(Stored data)
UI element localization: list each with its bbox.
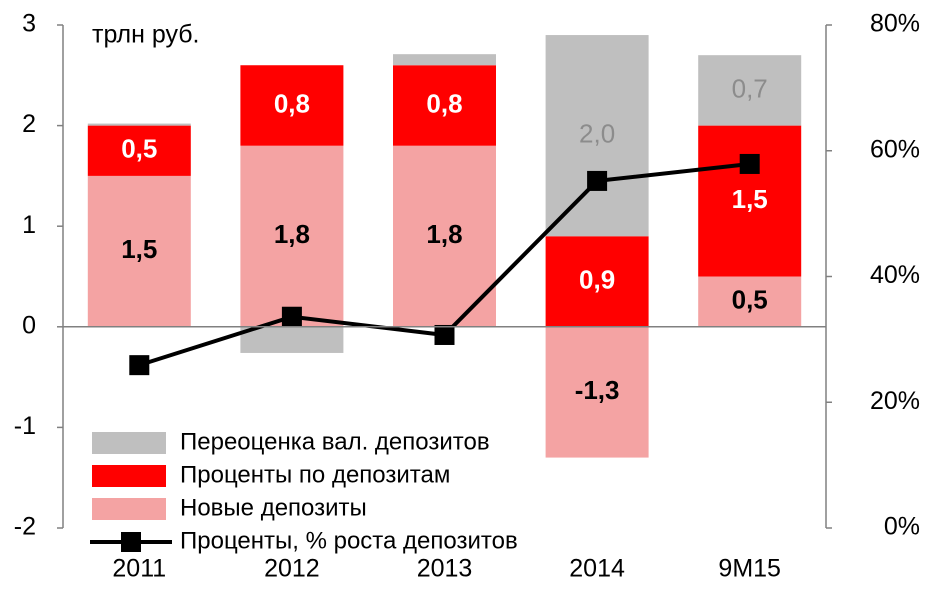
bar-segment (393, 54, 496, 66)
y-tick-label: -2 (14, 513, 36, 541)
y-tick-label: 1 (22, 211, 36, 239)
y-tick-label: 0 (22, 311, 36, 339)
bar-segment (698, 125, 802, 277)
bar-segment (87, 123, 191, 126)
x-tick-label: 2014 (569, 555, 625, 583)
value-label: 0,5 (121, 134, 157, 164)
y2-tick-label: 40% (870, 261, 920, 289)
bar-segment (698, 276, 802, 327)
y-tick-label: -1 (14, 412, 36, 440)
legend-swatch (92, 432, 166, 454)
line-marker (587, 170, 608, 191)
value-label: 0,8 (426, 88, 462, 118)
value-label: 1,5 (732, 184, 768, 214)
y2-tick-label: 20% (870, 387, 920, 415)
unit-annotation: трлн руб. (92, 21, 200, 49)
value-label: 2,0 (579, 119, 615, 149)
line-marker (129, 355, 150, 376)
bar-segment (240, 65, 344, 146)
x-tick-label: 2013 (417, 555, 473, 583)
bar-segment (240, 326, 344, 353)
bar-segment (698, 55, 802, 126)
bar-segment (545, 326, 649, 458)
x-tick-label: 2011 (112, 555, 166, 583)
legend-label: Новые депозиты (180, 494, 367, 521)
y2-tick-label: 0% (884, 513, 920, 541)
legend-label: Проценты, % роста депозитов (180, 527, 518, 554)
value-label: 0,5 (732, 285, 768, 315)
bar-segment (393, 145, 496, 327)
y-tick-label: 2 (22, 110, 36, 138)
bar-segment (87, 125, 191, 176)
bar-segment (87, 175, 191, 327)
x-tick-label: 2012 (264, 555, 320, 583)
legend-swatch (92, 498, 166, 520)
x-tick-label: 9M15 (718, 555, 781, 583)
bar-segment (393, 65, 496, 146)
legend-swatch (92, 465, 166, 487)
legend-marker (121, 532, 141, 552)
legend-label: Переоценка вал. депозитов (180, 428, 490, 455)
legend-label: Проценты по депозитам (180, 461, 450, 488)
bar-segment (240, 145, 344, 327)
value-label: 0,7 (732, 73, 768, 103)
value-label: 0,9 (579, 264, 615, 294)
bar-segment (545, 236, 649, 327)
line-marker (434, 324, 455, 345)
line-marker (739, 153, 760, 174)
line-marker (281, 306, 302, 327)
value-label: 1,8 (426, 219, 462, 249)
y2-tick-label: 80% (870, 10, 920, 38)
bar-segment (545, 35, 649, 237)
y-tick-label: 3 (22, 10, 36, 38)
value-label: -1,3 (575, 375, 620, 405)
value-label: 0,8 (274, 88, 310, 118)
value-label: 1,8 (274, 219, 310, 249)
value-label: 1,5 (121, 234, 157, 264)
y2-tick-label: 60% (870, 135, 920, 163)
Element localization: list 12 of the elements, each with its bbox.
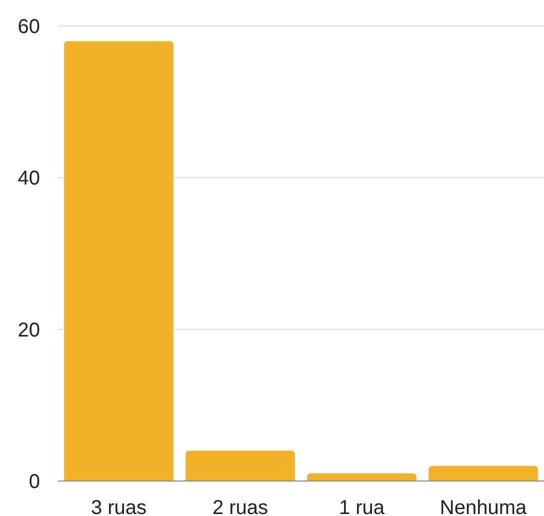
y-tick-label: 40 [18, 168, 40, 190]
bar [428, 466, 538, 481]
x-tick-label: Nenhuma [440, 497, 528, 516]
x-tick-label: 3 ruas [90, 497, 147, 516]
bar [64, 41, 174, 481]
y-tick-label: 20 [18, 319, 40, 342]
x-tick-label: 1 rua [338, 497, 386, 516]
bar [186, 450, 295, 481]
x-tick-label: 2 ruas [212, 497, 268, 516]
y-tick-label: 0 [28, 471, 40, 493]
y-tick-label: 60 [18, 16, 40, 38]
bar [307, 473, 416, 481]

== Exercise description ==
Please copy out only the rows from the one containing "bar-segment (393, 54, 496, 66)" down to the one containing "value-label: 0,5 (121, 134, 157, 164)", substituting "y-axis-tick" for each "y-tick-label" and changing nothing else.

== Reply ==
bar-segment (393, 54, 496, 66)
y-axis-tick: -2 (14, 513, 36, 541)
y-axis-tick: 1 (22, 211, 36, 239)
y-axis-tick: 0 (22, 311, 36, 339)
bar-segment (698, 125, 802, 277)
bar-segment (87, 123, 191, 126)
x-tick-label: 2014 (569, 555, 625, 583)
value-label: 0,5 (121, 134, 157, 164)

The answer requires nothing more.